▶ _DOCUMENT SEGMENT_:

-*-

This put me in mind of a passage the first of F. D. Maurice’s sermons on the Prayer Book, where he warns against confusing the words and technicalities with its actual lived reality:
“The student in every profession must have his text-books; but if he merely repeats the phraseology of his textbooks instead of bringing it to bear on the common business of life, he is a pedant and no workman; he has not really mastered his craft. His professional knowledge is only good so far as it enables him to serve people who are not professional, but who are just as much interested in the realities of life as he is. The jargon of a Physician does not make him better able to cure sicknesses; he has been studying medicine that he may not be entangled with this jargon, that he may find his way through the confusions which the equivocal use of words, or the elaboration of theories has brought into the investigation of facts.”
In other words, a tiara does not make a pope!
And he goes on to say of worship in particular:
“I do not think we are to praise the Liturgy, but to use it. If we find that it has been next to the Bible our greatest helper and teacher, we shall shrink with modesty and piety of pupils from assuming towards it a tone of patronizing commendation. When we do not want it for our life, we may begin to talk of it as a beautiful composition: thanks be to God it does not remind us of its own merits when it is bidding us draw nigh to Him.”
The beauty of it, though, is that so often it depends simply on a change of perspective (as Pope Francis hints in his treatment of the all-male priesthood: not open for discussion, but ripe for re-interpretation, not in terms of dignity but in terms of function). We recently had an event celebrating the fiftieth anniversary of the death of C. S. Lewis, and I had occasion to point out that in The Pilgrim’s Regress the terrifying mountain castle of the Landlord east of Puritania turns out, in the end, to be one and the same as the beautiful Island in the west that the pilgrim John is trying to reach: he goes all the way round the world to arrive right where he started.

-*-

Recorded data
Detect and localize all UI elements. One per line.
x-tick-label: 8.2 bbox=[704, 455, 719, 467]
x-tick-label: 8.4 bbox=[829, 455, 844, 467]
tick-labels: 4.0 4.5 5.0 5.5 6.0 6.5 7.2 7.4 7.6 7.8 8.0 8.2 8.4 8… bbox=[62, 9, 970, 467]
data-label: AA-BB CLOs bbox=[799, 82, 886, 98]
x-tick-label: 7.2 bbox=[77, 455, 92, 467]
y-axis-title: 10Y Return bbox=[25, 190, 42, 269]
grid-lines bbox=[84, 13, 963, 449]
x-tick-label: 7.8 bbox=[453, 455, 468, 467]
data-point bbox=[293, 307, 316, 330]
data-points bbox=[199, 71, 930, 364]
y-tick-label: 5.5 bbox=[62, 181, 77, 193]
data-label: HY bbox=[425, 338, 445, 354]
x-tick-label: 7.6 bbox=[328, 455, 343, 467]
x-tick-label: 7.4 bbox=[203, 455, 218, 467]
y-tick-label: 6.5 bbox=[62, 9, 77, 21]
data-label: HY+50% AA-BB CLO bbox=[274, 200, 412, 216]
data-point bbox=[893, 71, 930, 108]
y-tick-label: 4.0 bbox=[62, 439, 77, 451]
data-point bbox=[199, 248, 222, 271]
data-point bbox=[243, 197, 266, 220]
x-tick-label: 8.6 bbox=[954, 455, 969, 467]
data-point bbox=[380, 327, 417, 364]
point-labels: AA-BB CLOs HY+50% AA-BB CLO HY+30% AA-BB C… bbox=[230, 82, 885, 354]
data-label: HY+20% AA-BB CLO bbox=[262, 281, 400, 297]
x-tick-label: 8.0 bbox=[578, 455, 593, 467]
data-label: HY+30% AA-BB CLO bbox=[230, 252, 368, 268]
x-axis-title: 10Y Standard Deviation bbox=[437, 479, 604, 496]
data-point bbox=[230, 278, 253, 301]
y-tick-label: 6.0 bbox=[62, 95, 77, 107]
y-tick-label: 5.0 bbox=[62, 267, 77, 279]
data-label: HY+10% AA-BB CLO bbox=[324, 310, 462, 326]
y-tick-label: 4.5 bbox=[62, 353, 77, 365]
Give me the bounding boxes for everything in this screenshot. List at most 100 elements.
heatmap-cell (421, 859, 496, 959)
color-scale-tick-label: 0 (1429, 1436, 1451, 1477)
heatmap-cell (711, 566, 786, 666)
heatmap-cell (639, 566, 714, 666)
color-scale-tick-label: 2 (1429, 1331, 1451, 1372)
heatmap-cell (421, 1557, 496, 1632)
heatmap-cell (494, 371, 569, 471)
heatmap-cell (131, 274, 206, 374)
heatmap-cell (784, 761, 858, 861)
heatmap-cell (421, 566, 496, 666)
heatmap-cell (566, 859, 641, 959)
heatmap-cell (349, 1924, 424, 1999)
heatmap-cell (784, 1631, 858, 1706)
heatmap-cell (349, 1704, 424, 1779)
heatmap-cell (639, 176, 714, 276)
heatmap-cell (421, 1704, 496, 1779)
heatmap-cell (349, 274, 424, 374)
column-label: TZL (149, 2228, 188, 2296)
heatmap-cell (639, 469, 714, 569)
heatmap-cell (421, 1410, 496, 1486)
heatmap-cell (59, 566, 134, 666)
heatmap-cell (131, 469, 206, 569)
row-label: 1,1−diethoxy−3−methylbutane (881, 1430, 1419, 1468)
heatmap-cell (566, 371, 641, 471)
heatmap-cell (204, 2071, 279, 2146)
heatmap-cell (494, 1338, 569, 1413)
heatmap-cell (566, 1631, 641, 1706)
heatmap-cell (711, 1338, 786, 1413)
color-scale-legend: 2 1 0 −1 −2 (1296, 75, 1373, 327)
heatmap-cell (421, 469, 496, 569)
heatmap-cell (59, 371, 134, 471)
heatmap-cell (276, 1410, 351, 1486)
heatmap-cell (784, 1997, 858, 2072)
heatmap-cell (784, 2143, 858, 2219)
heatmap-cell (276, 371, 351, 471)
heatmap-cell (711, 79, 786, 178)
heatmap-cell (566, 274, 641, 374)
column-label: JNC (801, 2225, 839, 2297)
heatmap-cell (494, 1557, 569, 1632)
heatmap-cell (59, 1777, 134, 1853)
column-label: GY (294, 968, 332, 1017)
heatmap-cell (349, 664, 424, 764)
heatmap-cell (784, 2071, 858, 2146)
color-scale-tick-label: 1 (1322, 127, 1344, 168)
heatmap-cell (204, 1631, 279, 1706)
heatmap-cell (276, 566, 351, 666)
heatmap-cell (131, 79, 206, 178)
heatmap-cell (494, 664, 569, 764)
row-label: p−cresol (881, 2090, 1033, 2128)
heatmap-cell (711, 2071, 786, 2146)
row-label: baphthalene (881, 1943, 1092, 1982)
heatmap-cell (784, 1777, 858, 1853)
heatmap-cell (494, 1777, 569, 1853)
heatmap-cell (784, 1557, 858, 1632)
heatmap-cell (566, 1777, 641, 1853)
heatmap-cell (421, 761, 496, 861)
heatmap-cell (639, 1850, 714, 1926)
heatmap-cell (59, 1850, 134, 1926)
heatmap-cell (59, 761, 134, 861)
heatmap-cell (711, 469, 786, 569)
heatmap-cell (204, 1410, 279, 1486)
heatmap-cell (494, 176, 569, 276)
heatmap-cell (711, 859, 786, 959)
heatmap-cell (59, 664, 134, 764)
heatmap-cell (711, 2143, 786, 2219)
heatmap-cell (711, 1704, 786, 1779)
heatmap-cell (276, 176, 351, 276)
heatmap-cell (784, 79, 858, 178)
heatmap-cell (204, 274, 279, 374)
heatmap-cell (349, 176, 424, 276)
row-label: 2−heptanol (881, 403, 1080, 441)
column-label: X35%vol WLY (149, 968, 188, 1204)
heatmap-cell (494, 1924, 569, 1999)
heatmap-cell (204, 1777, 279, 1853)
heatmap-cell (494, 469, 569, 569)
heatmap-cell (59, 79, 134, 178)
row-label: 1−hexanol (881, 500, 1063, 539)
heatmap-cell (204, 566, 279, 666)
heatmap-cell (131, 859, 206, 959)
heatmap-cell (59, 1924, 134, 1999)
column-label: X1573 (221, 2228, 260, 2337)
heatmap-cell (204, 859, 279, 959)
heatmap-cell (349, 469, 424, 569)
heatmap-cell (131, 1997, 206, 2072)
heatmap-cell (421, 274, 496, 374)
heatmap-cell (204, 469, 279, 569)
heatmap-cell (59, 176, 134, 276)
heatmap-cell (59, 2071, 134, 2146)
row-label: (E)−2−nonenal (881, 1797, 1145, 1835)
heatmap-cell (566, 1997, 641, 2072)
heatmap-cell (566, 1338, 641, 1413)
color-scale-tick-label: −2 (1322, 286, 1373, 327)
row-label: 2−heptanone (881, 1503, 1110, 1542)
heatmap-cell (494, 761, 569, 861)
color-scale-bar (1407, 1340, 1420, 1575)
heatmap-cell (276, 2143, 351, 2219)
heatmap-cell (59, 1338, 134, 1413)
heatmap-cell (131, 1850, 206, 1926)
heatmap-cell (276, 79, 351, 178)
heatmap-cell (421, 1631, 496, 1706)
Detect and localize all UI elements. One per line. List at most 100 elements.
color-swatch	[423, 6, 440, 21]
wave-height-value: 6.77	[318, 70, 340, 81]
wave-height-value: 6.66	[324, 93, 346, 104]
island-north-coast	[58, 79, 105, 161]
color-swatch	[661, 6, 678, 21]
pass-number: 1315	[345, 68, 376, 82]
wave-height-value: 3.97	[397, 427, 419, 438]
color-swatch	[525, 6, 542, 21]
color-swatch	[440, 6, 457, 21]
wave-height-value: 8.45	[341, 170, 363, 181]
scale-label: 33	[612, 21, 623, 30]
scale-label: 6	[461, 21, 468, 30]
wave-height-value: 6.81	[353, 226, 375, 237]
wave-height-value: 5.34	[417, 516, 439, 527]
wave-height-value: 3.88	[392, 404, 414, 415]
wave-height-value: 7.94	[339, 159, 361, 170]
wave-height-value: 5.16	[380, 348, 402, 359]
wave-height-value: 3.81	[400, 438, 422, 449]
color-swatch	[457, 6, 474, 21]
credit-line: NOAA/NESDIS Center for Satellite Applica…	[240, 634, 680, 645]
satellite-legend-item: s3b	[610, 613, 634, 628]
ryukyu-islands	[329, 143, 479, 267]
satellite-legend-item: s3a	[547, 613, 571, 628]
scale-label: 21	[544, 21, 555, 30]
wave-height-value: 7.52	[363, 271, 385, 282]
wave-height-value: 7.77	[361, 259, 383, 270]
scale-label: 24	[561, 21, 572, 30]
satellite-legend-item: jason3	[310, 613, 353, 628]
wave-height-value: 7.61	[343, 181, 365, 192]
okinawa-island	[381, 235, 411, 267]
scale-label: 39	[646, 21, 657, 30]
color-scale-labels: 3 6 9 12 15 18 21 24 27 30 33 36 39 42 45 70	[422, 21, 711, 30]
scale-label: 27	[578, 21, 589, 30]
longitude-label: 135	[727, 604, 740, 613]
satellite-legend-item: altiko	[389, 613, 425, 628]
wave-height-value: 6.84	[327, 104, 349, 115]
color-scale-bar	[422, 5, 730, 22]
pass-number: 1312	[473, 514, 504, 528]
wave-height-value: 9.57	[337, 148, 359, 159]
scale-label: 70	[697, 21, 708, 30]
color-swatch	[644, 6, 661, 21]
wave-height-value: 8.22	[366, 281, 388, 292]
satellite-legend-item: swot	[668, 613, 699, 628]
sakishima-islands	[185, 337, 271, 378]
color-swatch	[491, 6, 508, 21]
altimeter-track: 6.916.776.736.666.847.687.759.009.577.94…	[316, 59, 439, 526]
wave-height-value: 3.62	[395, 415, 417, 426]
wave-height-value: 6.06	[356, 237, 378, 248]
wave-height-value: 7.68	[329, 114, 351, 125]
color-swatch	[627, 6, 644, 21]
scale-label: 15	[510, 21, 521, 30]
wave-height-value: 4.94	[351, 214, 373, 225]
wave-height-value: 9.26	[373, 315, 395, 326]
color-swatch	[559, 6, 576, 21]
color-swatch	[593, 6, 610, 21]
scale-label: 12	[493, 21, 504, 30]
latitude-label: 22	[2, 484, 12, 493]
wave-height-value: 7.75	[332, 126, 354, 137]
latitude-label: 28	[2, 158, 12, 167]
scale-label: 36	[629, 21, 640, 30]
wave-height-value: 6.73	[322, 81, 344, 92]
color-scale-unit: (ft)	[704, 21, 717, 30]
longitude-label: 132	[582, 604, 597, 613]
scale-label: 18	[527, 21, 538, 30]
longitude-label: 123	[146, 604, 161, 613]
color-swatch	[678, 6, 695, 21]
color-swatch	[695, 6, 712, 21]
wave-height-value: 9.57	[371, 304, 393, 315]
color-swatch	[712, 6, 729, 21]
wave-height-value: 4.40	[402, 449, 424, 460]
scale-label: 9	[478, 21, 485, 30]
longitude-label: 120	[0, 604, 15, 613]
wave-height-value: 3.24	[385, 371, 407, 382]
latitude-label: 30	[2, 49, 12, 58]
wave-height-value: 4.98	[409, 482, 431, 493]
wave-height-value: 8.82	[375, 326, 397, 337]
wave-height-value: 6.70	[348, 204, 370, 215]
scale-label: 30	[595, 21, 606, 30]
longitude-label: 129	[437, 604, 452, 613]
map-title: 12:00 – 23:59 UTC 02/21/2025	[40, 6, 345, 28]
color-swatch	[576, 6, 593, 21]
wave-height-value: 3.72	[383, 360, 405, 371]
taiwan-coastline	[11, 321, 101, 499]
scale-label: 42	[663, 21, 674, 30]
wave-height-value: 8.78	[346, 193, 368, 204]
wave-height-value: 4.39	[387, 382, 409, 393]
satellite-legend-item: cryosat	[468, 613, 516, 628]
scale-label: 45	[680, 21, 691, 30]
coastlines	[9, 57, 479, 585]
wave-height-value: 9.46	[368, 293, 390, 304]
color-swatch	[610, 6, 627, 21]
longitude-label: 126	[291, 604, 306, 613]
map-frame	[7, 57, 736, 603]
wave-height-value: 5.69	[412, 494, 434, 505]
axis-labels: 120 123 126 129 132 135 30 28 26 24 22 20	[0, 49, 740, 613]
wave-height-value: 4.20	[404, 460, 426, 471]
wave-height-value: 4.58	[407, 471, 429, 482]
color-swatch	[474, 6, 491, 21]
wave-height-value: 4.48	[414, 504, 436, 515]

-*-

▶ _HOW TO COMPLETE THIS TASK_:
Output the part of the passage about F. D. Maurice's sermons that opens with the words containing "The beauty of" and closes with "where he started.", copying it word for word. Draw only on the passage about F. D. Maurice's sermons when responding.

▶ _TASK RESULT_:
The beauty of it, though, is that so often it depends simply on a change of perspective (as Pope Francis hints in his treatment of the all-male priesthood: not open for discussion, but ripe for re-interpretation, not in terms of dignity but in terms of function). We recently had an event celebrating the fiftieth anniversary of the death of C. S. Lewis, and I had occasion to point out that in The Pilgrim’s Regress the terrifying mountain castle of the Landlord east of Puritania turns out, in the end, to be one and the same as the beautiful Island in the west that the pilgrim John is trying to reach: he goes all the way round the world to arrive right where he started.